TASK INPUT -
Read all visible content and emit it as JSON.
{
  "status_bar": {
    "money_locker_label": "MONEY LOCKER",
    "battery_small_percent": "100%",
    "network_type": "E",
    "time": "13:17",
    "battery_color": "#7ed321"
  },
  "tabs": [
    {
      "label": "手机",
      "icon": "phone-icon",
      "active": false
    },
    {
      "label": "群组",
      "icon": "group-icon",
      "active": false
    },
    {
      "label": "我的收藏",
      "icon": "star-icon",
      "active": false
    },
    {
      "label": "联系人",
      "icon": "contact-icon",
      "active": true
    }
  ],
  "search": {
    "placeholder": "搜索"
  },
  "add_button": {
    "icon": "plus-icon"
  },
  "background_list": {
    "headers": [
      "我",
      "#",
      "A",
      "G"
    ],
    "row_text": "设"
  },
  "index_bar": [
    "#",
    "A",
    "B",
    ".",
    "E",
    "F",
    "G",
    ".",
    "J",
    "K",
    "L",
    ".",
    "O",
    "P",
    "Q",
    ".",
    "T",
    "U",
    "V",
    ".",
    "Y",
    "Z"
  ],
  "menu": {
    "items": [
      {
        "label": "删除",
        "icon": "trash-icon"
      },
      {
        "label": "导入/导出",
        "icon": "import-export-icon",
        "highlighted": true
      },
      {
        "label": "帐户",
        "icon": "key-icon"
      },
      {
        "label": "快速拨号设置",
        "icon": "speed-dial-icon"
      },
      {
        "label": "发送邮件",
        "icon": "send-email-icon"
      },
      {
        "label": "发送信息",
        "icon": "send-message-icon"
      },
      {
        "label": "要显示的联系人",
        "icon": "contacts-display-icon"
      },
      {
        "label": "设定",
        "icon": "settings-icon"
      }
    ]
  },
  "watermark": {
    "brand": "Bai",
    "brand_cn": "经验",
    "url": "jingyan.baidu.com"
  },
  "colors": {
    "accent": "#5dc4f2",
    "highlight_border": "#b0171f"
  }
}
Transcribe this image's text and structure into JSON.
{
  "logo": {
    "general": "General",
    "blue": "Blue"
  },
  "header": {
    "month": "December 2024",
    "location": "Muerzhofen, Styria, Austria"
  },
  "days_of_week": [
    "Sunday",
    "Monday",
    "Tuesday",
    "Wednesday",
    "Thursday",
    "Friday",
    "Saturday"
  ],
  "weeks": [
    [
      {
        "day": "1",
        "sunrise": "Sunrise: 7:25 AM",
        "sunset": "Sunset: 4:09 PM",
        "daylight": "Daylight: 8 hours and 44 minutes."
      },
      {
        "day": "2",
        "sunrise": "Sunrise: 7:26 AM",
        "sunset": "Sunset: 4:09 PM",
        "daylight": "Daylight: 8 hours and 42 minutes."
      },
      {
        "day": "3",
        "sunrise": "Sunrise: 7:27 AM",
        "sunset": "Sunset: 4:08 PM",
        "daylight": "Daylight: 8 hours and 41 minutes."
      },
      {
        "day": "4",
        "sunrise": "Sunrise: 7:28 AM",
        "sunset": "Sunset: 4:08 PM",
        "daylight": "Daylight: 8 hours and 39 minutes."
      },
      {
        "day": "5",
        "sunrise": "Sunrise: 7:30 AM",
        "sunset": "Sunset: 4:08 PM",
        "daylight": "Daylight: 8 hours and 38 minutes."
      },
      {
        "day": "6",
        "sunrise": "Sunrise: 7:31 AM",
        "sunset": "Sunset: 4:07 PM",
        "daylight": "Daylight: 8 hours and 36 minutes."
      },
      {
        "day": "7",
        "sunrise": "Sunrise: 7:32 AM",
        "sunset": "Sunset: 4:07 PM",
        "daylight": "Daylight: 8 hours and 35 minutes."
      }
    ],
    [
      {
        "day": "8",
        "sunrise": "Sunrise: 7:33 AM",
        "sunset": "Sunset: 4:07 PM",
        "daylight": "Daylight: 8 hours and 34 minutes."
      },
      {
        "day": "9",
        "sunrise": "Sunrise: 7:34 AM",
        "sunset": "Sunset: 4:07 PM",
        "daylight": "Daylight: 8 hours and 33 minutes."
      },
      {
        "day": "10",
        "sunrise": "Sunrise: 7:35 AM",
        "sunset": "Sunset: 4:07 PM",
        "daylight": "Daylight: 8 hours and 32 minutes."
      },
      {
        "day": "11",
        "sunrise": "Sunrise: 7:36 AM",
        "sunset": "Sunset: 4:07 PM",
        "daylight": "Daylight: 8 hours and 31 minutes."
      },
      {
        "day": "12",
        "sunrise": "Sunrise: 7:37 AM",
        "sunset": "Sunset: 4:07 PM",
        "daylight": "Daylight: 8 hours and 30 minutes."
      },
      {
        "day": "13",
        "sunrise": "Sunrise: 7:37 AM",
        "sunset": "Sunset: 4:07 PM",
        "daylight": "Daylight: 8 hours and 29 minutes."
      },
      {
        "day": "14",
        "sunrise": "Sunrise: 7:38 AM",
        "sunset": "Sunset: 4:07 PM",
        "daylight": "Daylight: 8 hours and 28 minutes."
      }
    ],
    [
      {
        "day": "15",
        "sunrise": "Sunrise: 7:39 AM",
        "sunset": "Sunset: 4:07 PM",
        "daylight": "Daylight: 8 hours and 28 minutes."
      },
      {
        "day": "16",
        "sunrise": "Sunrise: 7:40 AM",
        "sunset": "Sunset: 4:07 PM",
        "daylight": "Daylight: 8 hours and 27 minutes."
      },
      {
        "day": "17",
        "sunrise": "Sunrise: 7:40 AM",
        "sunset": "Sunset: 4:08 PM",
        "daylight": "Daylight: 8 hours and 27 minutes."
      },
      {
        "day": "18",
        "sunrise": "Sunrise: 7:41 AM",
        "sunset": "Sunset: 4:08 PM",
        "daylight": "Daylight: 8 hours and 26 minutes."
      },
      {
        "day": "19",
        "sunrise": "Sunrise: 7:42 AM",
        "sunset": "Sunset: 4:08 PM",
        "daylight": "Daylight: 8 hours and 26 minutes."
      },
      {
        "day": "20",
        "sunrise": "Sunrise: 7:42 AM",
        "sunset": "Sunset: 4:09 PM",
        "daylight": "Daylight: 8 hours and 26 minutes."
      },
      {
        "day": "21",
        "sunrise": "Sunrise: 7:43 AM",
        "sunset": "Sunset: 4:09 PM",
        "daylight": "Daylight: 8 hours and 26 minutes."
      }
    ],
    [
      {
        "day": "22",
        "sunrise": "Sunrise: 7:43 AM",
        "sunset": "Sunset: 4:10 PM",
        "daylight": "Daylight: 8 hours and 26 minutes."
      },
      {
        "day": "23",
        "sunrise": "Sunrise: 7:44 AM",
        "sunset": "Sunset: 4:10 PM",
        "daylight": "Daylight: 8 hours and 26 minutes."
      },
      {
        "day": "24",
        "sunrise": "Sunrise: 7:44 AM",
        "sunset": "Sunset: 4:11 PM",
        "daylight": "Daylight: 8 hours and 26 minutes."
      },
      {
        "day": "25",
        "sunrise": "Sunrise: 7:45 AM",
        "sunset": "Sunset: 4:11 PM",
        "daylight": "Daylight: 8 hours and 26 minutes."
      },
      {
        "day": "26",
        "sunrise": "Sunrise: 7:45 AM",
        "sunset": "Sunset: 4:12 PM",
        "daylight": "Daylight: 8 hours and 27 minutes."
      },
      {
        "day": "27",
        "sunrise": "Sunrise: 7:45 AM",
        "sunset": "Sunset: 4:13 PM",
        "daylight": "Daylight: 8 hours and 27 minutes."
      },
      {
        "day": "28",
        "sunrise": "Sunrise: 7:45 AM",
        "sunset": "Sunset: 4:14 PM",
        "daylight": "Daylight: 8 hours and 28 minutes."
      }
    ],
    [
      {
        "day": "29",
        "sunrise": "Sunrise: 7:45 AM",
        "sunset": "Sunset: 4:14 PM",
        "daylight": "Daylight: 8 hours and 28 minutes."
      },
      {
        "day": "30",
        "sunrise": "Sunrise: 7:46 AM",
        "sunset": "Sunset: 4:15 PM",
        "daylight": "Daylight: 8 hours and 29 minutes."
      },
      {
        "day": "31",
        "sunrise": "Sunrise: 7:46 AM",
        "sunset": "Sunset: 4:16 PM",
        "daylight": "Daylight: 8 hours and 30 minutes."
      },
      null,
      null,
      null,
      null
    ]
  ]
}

WRITTEN EXERCISE -
Copy out every line of the data that includes "send".

OUTPUT FOR THIS TASK -
        "icon": "send-email-icon"
        "icon": "send-message-icon"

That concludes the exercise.